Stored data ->
+--
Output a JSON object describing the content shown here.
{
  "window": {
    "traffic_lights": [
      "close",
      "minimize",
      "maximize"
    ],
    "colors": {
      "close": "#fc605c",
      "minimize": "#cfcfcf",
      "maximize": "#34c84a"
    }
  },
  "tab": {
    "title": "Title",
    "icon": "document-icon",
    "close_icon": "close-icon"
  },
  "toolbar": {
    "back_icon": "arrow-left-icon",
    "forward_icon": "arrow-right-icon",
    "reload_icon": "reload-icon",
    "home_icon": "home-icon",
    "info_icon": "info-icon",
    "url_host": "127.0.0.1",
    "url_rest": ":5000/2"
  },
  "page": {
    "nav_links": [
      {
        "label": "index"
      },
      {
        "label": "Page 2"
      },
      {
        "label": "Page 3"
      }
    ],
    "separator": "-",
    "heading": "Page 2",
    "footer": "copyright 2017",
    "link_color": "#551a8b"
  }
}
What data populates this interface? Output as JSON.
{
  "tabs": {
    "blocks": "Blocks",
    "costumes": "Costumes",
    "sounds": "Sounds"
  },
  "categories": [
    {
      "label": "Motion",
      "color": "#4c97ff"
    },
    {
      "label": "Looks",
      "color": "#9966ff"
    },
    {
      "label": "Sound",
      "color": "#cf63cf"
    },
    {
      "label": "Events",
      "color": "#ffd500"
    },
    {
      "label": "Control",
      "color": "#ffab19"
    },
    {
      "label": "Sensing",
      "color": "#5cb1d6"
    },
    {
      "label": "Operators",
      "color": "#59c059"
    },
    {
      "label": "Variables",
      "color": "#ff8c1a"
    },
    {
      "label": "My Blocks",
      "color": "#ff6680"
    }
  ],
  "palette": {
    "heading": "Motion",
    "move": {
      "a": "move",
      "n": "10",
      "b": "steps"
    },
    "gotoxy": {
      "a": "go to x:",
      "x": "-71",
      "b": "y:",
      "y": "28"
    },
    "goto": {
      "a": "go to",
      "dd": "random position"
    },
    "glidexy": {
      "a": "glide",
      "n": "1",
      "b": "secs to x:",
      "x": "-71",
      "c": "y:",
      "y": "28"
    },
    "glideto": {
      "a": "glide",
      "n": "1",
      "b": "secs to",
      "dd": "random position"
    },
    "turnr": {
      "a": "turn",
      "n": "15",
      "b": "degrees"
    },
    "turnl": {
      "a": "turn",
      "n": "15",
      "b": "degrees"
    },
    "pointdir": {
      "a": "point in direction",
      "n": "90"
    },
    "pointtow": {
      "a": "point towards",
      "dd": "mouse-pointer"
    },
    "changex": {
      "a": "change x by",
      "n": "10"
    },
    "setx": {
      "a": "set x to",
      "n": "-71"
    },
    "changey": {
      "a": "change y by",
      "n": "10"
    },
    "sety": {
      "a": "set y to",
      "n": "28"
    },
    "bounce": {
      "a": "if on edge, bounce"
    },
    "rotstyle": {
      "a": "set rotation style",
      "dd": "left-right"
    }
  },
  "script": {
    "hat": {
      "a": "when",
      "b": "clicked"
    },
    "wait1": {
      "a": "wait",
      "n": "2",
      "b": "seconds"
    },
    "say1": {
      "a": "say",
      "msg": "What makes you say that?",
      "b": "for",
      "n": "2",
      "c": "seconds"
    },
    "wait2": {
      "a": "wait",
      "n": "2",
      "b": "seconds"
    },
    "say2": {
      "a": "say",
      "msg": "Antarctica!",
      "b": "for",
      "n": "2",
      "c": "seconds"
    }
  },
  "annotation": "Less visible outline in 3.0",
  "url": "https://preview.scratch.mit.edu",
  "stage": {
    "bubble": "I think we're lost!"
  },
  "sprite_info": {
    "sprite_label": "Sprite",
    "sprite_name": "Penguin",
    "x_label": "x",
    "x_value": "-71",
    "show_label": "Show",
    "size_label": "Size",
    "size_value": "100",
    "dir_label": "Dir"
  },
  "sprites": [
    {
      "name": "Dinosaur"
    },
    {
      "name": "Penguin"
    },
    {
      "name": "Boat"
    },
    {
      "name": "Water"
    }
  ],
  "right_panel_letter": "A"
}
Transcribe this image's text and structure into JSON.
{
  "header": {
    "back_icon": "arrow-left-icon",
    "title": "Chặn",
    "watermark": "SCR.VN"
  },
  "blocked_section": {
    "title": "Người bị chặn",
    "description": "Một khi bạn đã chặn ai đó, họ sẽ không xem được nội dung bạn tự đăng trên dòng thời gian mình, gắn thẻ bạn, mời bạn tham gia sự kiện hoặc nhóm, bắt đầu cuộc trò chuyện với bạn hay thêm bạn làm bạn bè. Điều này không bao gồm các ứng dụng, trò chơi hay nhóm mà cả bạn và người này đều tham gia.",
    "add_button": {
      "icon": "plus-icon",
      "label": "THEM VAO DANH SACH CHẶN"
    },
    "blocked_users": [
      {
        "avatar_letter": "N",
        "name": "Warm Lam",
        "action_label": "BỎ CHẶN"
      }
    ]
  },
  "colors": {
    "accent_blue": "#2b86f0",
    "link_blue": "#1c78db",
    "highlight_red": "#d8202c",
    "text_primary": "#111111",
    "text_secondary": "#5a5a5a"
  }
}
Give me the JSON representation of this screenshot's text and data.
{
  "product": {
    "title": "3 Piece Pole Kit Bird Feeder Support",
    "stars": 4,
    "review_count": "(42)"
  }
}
+--
From the data above, gather every line that includes the word "JSON".

Output a JSON object describing the content shown here.
What data populates this interface? Output as JSON.
Transcribe this image's text and structure into JSON.
Give me the JSON representation of this screenshot's text and data.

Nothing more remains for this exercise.